Task objective
Check every line below for the word "annotation" and show those that hold it.

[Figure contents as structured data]
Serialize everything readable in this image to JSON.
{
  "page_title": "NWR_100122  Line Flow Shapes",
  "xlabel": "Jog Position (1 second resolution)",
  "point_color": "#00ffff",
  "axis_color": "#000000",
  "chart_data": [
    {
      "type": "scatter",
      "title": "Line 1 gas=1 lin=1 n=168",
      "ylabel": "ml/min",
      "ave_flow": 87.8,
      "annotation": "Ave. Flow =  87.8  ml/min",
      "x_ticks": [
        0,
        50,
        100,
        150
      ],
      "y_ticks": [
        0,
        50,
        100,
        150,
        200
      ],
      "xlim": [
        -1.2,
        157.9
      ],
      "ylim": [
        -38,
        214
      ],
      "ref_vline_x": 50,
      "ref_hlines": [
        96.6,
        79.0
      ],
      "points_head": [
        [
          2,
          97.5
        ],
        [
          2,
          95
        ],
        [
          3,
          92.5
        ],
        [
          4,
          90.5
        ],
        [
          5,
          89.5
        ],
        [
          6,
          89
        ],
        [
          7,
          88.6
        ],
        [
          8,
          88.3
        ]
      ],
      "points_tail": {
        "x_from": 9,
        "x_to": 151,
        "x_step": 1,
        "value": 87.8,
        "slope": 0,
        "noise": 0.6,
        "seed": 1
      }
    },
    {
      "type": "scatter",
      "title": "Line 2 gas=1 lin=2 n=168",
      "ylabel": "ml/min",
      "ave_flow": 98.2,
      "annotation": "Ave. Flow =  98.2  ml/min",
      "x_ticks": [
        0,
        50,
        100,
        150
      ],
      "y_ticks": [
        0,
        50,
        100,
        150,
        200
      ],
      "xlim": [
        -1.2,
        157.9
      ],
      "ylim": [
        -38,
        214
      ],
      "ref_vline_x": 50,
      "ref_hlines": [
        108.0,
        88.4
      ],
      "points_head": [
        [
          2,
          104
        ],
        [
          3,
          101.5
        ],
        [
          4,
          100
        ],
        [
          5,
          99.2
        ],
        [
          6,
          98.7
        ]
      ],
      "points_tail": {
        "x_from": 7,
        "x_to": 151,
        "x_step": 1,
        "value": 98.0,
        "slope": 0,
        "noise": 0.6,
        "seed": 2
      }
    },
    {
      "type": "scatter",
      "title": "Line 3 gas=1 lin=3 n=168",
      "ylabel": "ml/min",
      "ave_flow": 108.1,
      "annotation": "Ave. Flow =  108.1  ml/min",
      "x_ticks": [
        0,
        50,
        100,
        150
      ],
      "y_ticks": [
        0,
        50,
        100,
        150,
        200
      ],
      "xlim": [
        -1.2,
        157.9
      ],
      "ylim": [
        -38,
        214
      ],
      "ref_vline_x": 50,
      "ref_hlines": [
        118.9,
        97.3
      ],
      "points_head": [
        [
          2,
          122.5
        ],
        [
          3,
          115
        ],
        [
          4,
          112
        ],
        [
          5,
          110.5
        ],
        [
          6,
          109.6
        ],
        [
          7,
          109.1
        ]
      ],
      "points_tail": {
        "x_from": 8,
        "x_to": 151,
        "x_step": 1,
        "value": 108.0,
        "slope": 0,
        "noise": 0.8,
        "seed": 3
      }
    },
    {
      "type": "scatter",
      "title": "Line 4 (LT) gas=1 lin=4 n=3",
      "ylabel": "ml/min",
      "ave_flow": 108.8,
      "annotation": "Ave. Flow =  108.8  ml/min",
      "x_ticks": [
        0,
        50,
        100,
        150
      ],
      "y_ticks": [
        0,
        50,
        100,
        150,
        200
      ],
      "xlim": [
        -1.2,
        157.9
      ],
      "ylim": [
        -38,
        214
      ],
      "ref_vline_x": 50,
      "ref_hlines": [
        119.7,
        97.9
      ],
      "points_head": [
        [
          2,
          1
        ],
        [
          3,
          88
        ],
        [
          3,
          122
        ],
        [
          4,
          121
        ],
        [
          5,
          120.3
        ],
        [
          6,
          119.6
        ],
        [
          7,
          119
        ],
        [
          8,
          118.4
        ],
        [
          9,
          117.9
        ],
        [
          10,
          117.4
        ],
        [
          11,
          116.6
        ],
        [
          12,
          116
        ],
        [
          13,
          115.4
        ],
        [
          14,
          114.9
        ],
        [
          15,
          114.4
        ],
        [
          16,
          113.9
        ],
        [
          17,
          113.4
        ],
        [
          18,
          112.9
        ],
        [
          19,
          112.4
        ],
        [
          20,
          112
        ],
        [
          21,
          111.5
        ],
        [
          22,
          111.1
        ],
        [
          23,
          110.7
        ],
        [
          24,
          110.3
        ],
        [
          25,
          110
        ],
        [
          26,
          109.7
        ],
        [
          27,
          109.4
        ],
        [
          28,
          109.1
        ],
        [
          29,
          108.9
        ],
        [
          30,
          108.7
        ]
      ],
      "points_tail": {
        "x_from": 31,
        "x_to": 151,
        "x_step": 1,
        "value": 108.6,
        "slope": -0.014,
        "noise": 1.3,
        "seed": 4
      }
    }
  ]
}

Reply
      "annotation": "Ave. Flow =  87.8  ml/min",
      "annotation": "Ave. Flow =  98.2  ml/min",
      "annotation": "Ave. Flow =  108.1  ml/min",
      "annotation": "Ave. Flow =  108.8  ml/min",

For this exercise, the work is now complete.